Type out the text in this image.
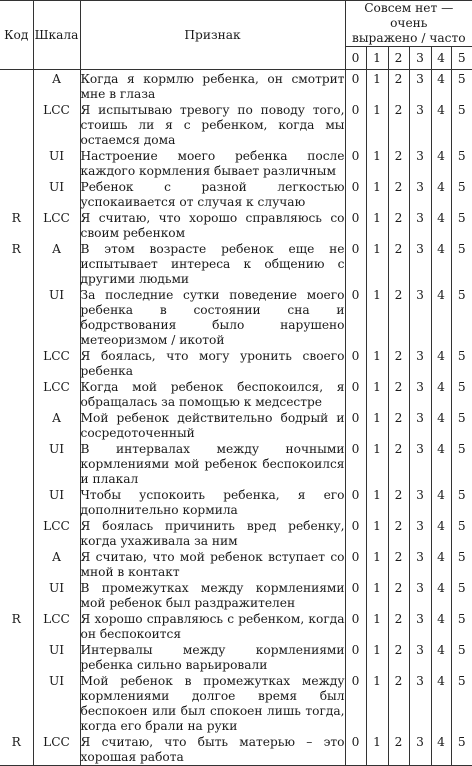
Код	Шкала	Признак	Совсем нет — очень
выражено / часто					

			0	1	2	3	4	5
	A	Когда я кормлю ребенка, он смотрит мне в глаза	0	1	2	3	4	5
	LCC	Я испытываю тревогу по поводу того, стоишь ли я с ребенком, когда мы остаемся дома	0	1	2	3	4	5
	UI	Настроение моего ребенка после каждого кормления бывает различным	0	1	2	3	4	5
	UI	Ребенок с разной легкостью успокаивается от случая к случаю	0	1	2	3	4	5
R	LCC	Я считаю, что хорошо справляюсь со своим ребенком	0	1	2	3	4	5
R	A	В этом возрасте ребенок еще не испытывает интереса к общению с другими людьми	0	1	2	3	4	5
	UI	За последние сутки поведение моего ребенка в состоянии сна и бодрствования было нарушено метеоризмом / икотой	0	1	2	3	4	5
	LCC	Я боялась, что могу уронить своего ребенка	0	1	2	3	4	5
	LCC	Когда мой ребенок беспокоился, я обращалась за помощью к медсестре	0	1	2	3	4	5
	A	Мой ребенок действительно бодрый и сосредоточенный	0	1	2	3	4	5
	UI	В интервалах между ночными кормлениями мой ребенок беспокоился и плакал	0	1	2	3	4	5
	UI	Чтобы успокоить ребенка, я его дополнительно кормила	0	1	2	3	4	5
	LCC	Я боялась причинить вред ребенку, когда ухаживала за ним	0	1	2	3	4	5
	A	Я считаю, что мой ребенок вступает со мной в контакт	0	1	2	3	4	5
	UI	В промежутках между кормлениями мой ребенок был раздражителен	0	1	2	3	4	5
R	LCC	Я хорошо справляюсь с ребенком, когда он беспокоится	0	1	2	3	4	5
	UI	Интервалы между кормлениями ребенка сильно варьировали	0	1	2	3	4	5
	UI	Мой ребенок в промежутках между кормлениями долгое время был беспокоен или был спокоен лишь тогда, когда его брали на руки	0	1	2	3	4	5
R	LCC	Я считаю, что быть матерью – это хорошая работа	0	1	2	3	4	5
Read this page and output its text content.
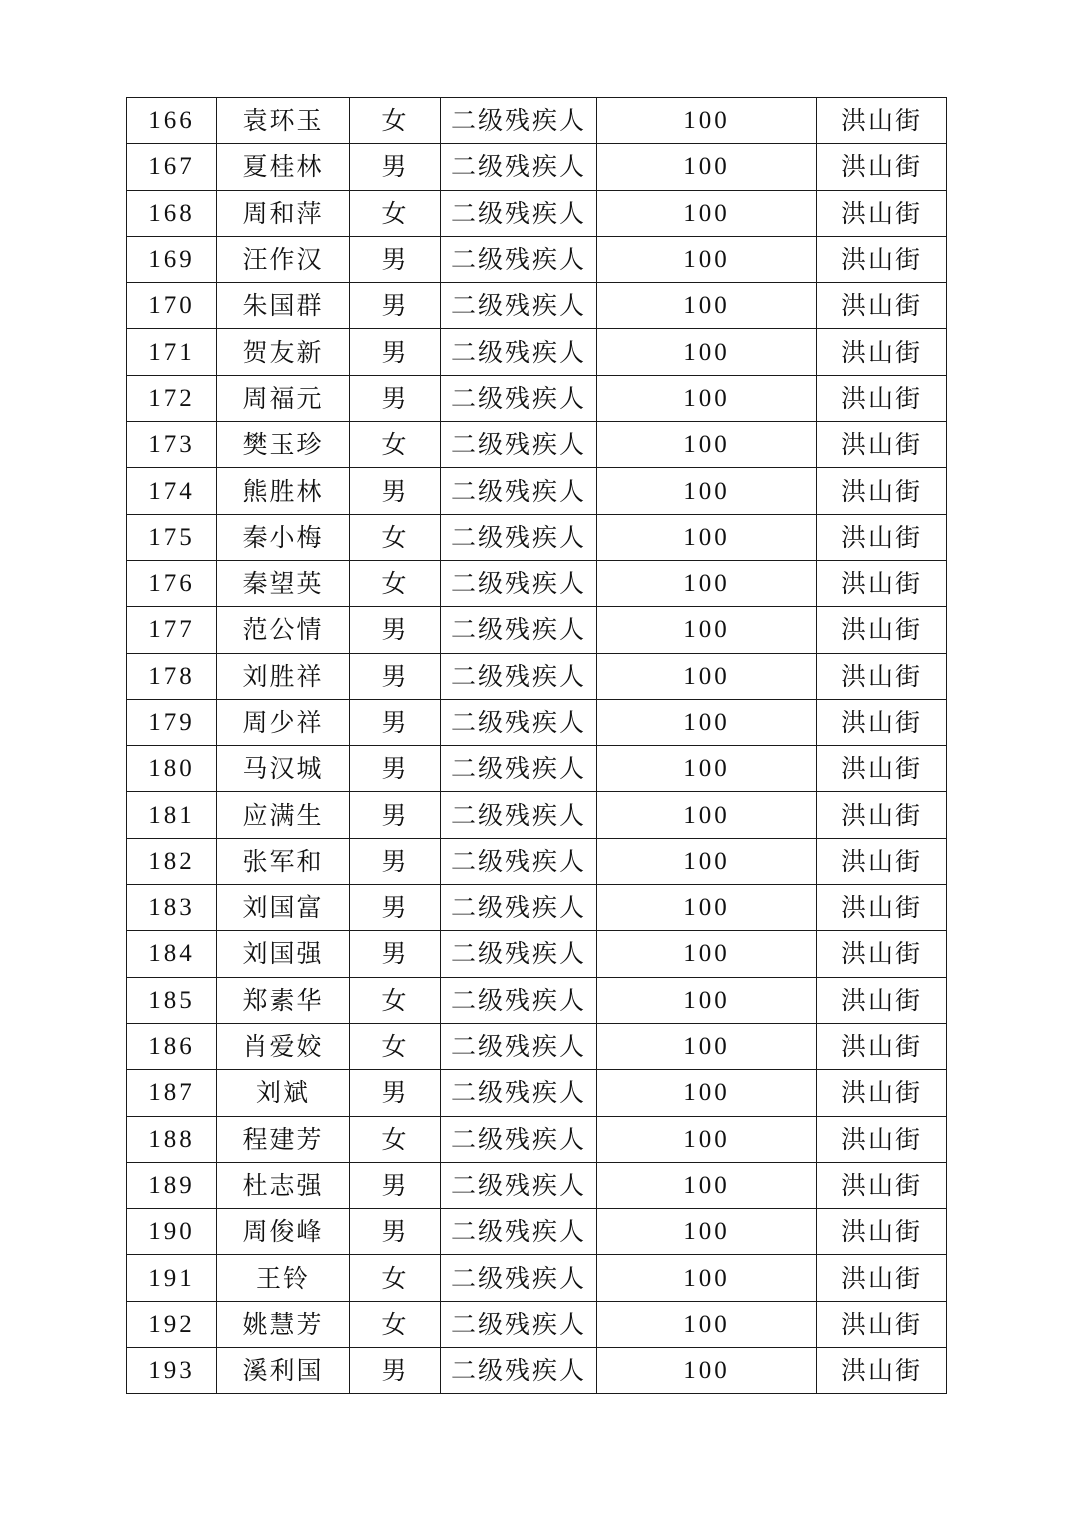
166	袁环玉	女	二级残疾人	100	洪山街
167	夏桂林	男	二级残疾人	100	洪山街
168	周和萍	女	二级残疾人	100	洪山街
169	汪作汉	男	二级残疾人	100	洪山街
170	朱国群	男	二级残疾人	100	洪山街
171	贺友新	男	二级残疾人	100	洪山街
172	周福元	男	二级残疾人	100	洪山街
173	樊玉珍	女	二级残疾人	100	洪山街
174	熊胜林	男	二级残疾人	100	洪山街
175	秦小梅	女	二级残疾人	100	洪山街
176	秦望英	女	二级残疾人	100	洪山街
177	范公情	男	二级残疾人	100	洪山街
178	刘胜祥	男	二级残疾人	100	洪山街
179	周少祥	男	二级残疾人	100	洪山街
180	马汉城	男	二级残疾人	100	洪山街
181	应满生	男	二级残疾人	100	洪山街
182	张军和	男	二级残疾人	100	洪山街
183	刘国富	男	二级残疾人	100	洪山街
184	刘国强	男	二级残疾人	100	洪山街
185	郑素华	女	二级残疾人	100	洪山街
186	肖爱姣	女	二级残疾人	100	洪山街
187	刘斌	男	二级残疾人	100	洪山街
188	程建芳	女	二级残疾人	100	洪山街
189	杜志强	男	二级残疾人	100	洪山街
190	周俊峰	男	二级残疾人	100	洪山街
191	王铃	女	二级残疾人	100	洪山街
192	姚慧芳	女	二级残疾人	100	洪山街
193	溪利国	男	二级残疾人	100	洪山街
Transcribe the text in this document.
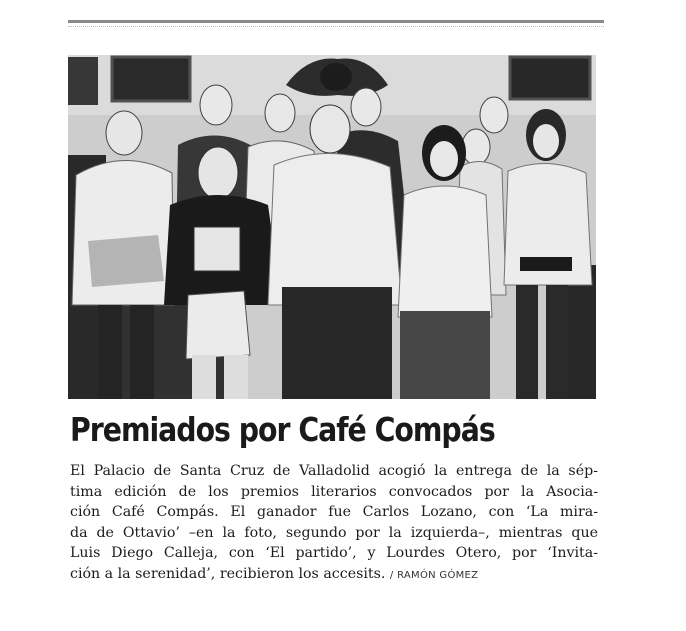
Premiados por Café Compás
El Palacio de Santa Cruz de Valladolid acogió la entrega de la sép-
tima edición de los premios literarios convocados por la Asocia-
ción Café Compás. El ganador fue Carlos Lozano, con ‘La mira-
da de Ottavio’ –en la foto, segundo por la izquierda–, mientras que
Luis Diego Calleja, con ‘El partido’, y Lourdes Otero, por ‘Invita-
ción a la serenidad’, recibieron los accesits. / RAMÓN GÓMEZ
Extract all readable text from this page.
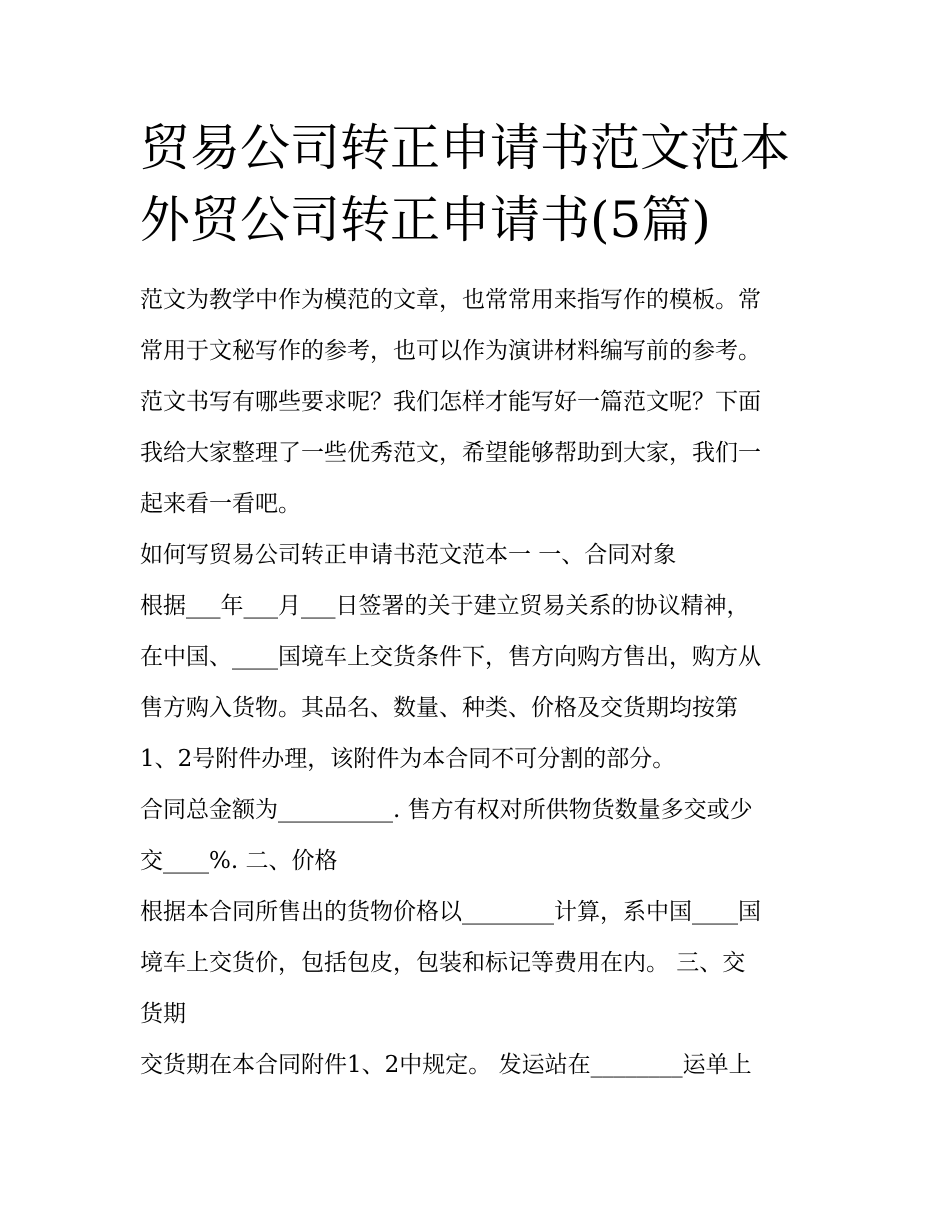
贸易公司转正申请书范文范本
外贸公司转正申请书(5篇)
范文为教学中作为模范的文章，也常常用来指写作的模板。常
常用于文秘写作的参考，也可以作为演讲材料编写前的参考。
范文书写有哪些要求呢？我们怎样才能写好一篇范文呢？下面
我给大家整理了一些优秀范文，希望能够帮助到大家，我们一
起来看一看吧。
如何写贸易公司转正申请书范文范本一 一、合同对象
根据___年___月___日签署的关于建立贸易关系的协议精神，
在中国、____国境车上交货条件下，售方向购方售出，购方从
售方购入货物。其品名、数量、种类、价格及交货期均按第
1、2号附件办理，该附件为本合同不可分割的部分。
合同总金额为__________. 售方有权对所供物货数量多交或少
交____%. 二、价格
根据本合同所售出的货物价格以________计算，系中国____国
境车上交货价，包括包皮，包装和标记等费用在内。 三、交
货期
交货期在本合同附件1、2中规定。 发运站在________运单上
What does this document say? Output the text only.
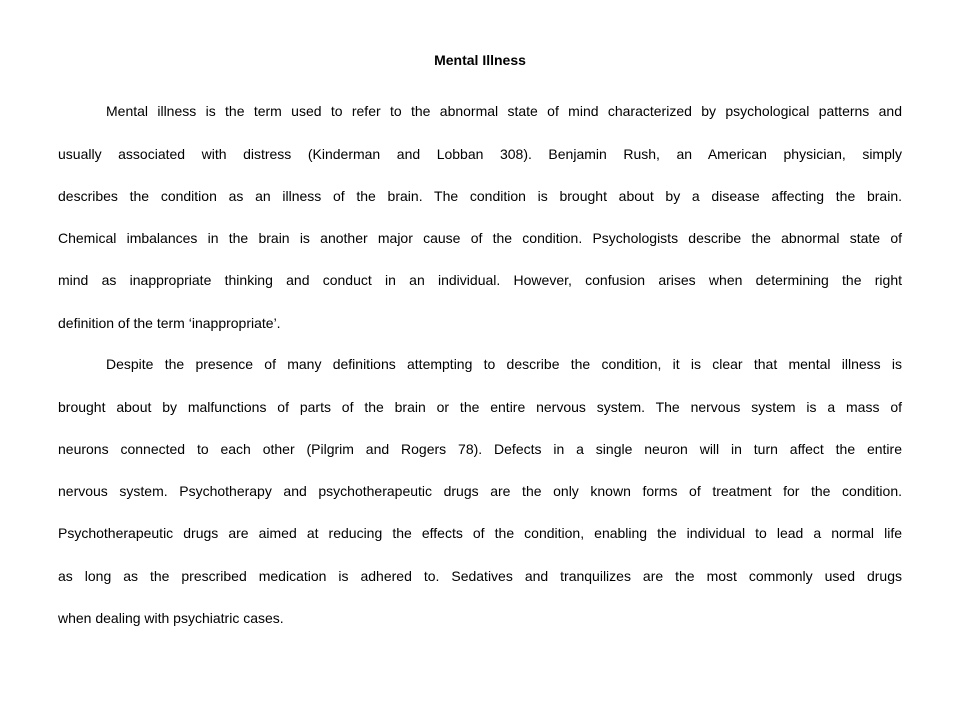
Mental Illness
Mental illness is the term used to refer to the abnormal state of mind characterized by psychological patterns and
usually associated with distress (Kinderman and Lobban 308). Benjamin Rush, an American physician, simply
describes the condition as an illness of the brain. The condition is brought about by a disease affecting the brain.
Chemical imbalances in the brain is another major cause of the condition. Psychologists describe the abnormal state of
mind as inappropriate thinking and conduct in an individual. However, confusion arises when determining the right
definition of the term ‘inappropriate’.
Despite the presence of many definitions attempting to describe the condition, it is clear that mental illness is
brought about by malfunctions of parts of the brain or the entire nervous system. The nervous system is a mass of
neurons connected to each other (Pilgrim and Rogers 78). Defects in a single neuron will in turn affect the entire
nervous system. Psychotherapy and psychotherapeutic drugs are the only known forms of treatment for the condition.
Psychotherapeutic drugs are aimed at reducing the effects of the condition, enabling the individual to lead a normal life
as long as the prescribed medication is adhered to. Sedatives and tranquilizes are the most commonly used drugs
when dealing with psychiatric cases.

----------

• TASK PROMPT: Quote the entries in full. Any image among them is to be omitted from the copy.

• FINISHED ANSWER:
Type out the text in this image.
Код	Шкала	Признак	Совсем нет — очень
выражено / часто					

			0	1	2	3	4	5
	A	Когда я кормлю ребенка, он смотрит мне в глаза	0	1	2	3	4	5
	LCC	Я испытываю тревогу по поводу того, стоишь ли я с ребенком, когда мы остаемся дома	0	1	2	3	4	5
	UI	Настроение моего ребенка после каждого кормления бывает различным	0	1	2	3	4	5
	UI	Ребенок с разной легкостью успокаивается от случая к случаю	0	1	2	3	4	5
R	LCC	Я считаю, что хорошо справляюсь со своим ребенком	0	1	2	3	4	5
R	A	В этом возрасте ребенок еще не испытывает интереса к общению с другими людьми	0	1	2	3	4	5
	UI	За последние сутки поведение моего ребенка в состоянии сна и бодрствования было нарушено метеоризмом / икотой	0	1	2	3	4	5
	LCC	Я боялась, что могу уронить своего ребенка	0	1	2	3	4	5
	LCC	Когда мой ребенок беспокоился, я обращалась за помощью к медсестре	0	1	2	3	4	5
	A	Мой ребенок действительно бодрый и сосредоточенный	0	1	2	3	4	5
	UI	В интервалах между ночными кормлениями мой ребенок беспокоился и плакал	0	1	2	3	4	5
	UI	Чтобы успокоить ребенка, я его дополнительно кормила	0	1	2	3	4	5
	LCC	Я боялась причинить вред ребенку, когда ухаживала за ним	0	1	2	3	4	5
	A	Я считаю, что мой ребенок вступает со мной в контакт	0	1	2	3	4	5
	UI	В промежутках между кормлениями мой ребенок был раздражителен	0	1	2	3	4	5
R	LCC	Я хорошо справляюсь с ребенком, когда он беспокоится	0	1	2	3	4	5
	UI	Интервалы между кормлениями ребенка сильно варьировали	0	1	2	3	4	5
	UI	Мой ребенок в промежутках между кормлениями долгое время был беспокоен или был спокоен лишь тогда, когда его брали на руки	0	1	2	3	4	5
R	LCC	Я считаю, что быть матерью – это хорошая работа	0	1	2	3	4	5
Read this page and output its text content.
166	袁环玉	女	二级残疾人	100	洪山街
167	夏桂林	男	二级残疾人	100	洪山街
168	周和萍	女	二级残疾人	100	洪山街
169	汪作汉	男	二级残疾人	100	洪山街
170	朱国群	男	二级残疾人	100	洪山街
171	贺友新	男	二级残疾人	100	洪山街
172	周福元	男	二级残疾人	100	洪山街
173	樊玉珍	女	二级残疾人	100	洪山街
174	熊胜林	男	二级残疾人	100	洪山街
175	秦小梅	女	二级残疾人	100	洪山街
176	秦望英	女	二级残疾人	100	洪山街
177	范公情	男	二级残疾人	100	洪山街
178	刘胜祥	男	二级残疾人	100	洪山街
179	周少祥	男	二级残疾人	100	洪山街
180	马汉城	男	二级残疾人	100	洪山街
181	应满生	男	二级残疾人	100	洪山街
182	张军和	男	二级残疾人	100	洪山街
183	刘国富	男	二级残疾人	100	洪山街
184	刘国强	男	二级残疾人	100	洪山街
185	郑素华	女	二级残疾人	100	洪山街
186	肖爱姣	女	二级残疾人	100	洪山街
187	刘斌	男	二级残疾人	100	洪山街
188	程建芳	女	二级残疾人	100	洪山街
189	杜志强	男	二级残疾人	100	洪山街
190	周俊峰	男	二级残疾人	100	洪山街
191	王铃	女	二级残疾人	100	洪山街
192	姚慧芳	女	二级残疾人	100	洪山街
193	溪利国	男	二级残疾人	100	洪山街
Transcribe the text in this document.
Premiados por Café Compás
El Palacio de Santa Cruz de Valladolid acogió la entrega de la sép-
tima edición de los premios literarios convocados por la Asocia-
ción Café Compás. El ganador fue Carlos Lozano, con ‘La mira-
da de Ottavio’ –en la foto, segundo por la izquierda–, mientras que
Luis Diego Calleja, con ‘El partido’, y Lourdes Otero, por ‘Invita-
ción a la serenidad’, recibieron los accesits. / RAMÓN GÓMEZ
Extract all readable text from this page.
贸易公司转正申请书范文范本
外贸公司转正申请书(5篇)
范文为教学中作为模范的文章，也常常用来指写作的模板。常
常用于文秘写作的参考，也可以作为演讲材料编写前的参考。
范文书写有哪些要求呢？我们怎样才能写好一篇范文呢？下面
我给大家整理了一些优秀范文，希望能够帮助到大家，我们一
起来看一看吧。
如何写贸易公司转正申请书范文范本一 一、合同对象
根据___年___月___日签署的关于建立贸易关系的协议精神，
在中国、____国境车上交货条件下，售方向购方售出，购方从
售方购入货物。其品名、数量、种类、价格及交货期均按第
1、2号附件办理，该附件为本合同不可分割的部分。
合同总金额为__________. 售方有权对所供物货数量多交或少
交____%. 二、价格
根据本合同所售出的货物价格以________计算，系中国____国
境车上交货价，包括包皮，包装和标记等费用在内。 三、交
货期
交货期在本合同附件1、2中规定。 发运站在________运单上
What does this document say? Output the text only.
Mental Illness
Mental illness is the term used to refer to the abnormal state of mind characterized by psychological patterns and
usually associated with distress (Kinderman and Lobban 308). Benjamin Rush, an American physician, simply
describes the condition as an illness of the brain. The condition is brought about by a disease affecting the brain.
Chemical imbalances in the brain is another major cause of the condition. Psychologists describe the abnormal state of
mind as inappropriate thinking and conduct in an individual. However, confusion arises when determining the right
definition of the term ‘inappropriate’.
Despite the presence of many definitions attempting to describe the condition, it is clear that mental illness is
brought about by malfunctions of parts of the brain or the entire nervous system. The nervous system is a mass of
neurons connected to each other (Pilgrim and Rogers 78). Defects in a single neuron will in turn affect the entire
nervous system. Psychotherapy and psychotherapeutic drugs are the only known forms of treatment for the condition.
Psychotherapeutic drugs are aimed at reducing the effects of the condition, enabling the individual to lead a normal life
as long as the prescribed medication is adhered to. Sedatives and tranquilizes are the most commonly used drugs
when dealing with psychiatric cases.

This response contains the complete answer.